Set problem. Locate every line in the records below that contains the word "перегрузки", and copy each one.

Data for the task.

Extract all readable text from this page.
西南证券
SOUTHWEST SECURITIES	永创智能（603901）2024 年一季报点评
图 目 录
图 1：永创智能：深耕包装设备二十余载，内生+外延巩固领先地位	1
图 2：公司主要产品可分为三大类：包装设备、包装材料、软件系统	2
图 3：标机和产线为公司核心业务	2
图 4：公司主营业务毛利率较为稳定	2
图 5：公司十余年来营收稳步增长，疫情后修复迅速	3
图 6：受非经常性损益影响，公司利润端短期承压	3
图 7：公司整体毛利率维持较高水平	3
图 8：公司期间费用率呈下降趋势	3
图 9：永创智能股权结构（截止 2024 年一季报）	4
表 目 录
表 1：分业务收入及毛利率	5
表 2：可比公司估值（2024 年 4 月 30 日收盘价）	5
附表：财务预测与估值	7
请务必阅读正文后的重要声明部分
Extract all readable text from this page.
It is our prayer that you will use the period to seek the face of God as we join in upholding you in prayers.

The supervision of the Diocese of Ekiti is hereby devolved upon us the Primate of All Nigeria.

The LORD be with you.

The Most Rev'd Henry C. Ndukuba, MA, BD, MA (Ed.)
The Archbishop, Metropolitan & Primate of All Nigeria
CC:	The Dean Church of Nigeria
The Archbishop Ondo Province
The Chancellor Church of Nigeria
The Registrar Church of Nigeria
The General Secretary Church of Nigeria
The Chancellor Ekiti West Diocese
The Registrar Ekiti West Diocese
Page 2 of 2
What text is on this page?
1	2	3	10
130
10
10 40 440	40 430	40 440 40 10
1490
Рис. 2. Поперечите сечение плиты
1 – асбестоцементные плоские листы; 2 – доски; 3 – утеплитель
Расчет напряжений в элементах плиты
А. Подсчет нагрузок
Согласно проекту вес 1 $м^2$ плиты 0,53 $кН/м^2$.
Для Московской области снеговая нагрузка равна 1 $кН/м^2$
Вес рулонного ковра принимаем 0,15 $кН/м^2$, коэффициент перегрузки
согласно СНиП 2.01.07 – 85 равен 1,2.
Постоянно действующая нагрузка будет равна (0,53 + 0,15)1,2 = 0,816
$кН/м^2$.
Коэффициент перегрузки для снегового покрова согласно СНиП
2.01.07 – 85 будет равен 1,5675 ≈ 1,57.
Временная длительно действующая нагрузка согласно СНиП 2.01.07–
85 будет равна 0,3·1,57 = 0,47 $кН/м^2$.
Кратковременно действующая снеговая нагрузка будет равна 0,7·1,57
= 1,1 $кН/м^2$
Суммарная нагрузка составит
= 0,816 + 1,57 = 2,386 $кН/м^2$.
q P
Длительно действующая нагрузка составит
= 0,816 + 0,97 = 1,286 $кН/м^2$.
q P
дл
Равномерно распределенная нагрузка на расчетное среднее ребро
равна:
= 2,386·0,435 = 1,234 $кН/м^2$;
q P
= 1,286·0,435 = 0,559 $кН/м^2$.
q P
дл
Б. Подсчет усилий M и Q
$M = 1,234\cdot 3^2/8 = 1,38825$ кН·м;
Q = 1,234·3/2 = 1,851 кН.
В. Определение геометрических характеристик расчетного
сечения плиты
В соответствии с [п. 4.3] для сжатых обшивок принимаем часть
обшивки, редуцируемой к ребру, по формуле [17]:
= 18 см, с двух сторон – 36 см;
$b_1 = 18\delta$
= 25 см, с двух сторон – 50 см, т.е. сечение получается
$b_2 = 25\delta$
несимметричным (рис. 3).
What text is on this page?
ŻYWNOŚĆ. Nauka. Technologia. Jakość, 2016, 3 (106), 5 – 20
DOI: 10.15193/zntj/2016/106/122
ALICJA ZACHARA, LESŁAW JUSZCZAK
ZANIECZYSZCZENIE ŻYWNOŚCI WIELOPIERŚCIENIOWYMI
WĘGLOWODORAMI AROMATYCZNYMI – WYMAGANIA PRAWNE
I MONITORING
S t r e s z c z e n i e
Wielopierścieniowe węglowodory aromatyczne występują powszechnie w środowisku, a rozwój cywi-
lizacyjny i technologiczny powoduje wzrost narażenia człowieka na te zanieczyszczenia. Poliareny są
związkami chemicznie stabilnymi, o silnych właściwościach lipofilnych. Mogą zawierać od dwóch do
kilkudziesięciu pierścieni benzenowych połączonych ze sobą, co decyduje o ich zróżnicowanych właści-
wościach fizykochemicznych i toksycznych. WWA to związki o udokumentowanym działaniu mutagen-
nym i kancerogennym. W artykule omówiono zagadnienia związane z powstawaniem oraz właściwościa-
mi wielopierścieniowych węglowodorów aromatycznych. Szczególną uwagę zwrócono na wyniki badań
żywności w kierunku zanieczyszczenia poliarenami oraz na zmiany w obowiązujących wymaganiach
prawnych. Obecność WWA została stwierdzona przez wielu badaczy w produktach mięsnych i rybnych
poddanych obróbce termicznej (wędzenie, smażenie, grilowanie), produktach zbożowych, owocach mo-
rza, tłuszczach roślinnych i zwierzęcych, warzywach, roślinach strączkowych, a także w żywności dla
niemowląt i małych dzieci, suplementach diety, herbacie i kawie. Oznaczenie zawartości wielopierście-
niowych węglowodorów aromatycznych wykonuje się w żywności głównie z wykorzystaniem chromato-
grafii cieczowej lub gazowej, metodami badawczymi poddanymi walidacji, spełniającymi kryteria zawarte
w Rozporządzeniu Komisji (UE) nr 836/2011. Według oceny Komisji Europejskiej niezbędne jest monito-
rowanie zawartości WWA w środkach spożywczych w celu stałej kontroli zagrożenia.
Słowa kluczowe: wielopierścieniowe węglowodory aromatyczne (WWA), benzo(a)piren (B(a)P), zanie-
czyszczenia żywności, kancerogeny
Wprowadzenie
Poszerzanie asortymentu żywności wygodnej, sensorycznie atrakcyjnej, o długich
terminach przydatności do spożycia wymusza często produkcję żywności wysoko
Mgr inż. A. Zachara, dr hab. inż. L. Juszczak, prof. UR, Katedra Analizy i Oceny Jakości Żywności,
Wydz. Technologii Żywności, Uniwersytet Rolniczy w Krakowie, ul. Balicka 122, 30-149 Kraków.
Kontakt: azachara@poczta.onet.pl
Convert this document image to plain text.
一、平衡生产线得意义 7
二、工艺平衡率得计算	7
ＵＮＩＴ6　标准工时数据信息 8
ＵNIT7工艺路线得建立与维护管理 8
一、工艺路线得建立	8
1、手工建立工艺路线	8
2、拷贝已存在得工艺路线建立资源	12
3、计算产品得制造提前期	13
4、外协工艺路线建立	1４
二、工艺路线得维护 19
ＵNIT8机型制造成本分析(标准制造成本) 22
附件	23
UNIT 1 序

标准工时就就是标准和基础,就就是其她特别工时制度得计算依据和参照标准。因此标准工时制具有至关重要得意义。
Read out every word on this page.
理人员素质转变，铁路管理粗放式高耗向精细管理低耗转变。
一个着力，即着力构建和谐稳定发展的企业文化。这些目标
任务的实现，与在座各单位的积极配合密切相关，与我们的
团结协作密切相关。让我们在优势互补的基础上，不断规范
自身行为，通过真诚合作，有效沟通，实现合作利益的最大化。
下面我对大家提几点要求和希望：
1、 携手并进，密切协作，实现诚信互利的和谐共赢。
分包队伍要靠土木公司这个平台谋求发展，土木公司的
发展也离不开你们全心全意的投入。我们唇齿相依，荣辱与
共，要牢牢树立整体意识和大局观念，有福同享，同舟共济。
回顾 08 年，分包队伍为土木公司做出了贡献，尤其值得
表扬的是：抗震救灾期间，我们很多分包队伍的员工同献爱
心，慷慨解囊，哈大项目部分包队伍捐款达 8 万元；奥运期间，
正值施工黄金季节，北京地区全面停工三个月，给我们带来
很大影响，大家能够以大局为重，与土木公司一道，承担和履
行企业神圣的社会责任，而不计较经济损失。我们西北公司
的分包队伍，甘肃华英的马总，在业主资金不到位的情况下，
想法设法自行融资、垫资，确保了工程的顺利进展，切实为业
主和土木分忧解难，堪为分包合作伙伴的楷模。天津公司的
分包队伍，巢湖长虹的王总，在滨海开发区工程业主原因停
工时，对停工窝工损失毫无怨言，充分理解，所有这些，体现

Task output.
Вес рулонного ковра принимаем 0,15 $кН/м^2$, коэффициент перегрузки
Коэффициент перегрузки для снегового покрова согласно СНиП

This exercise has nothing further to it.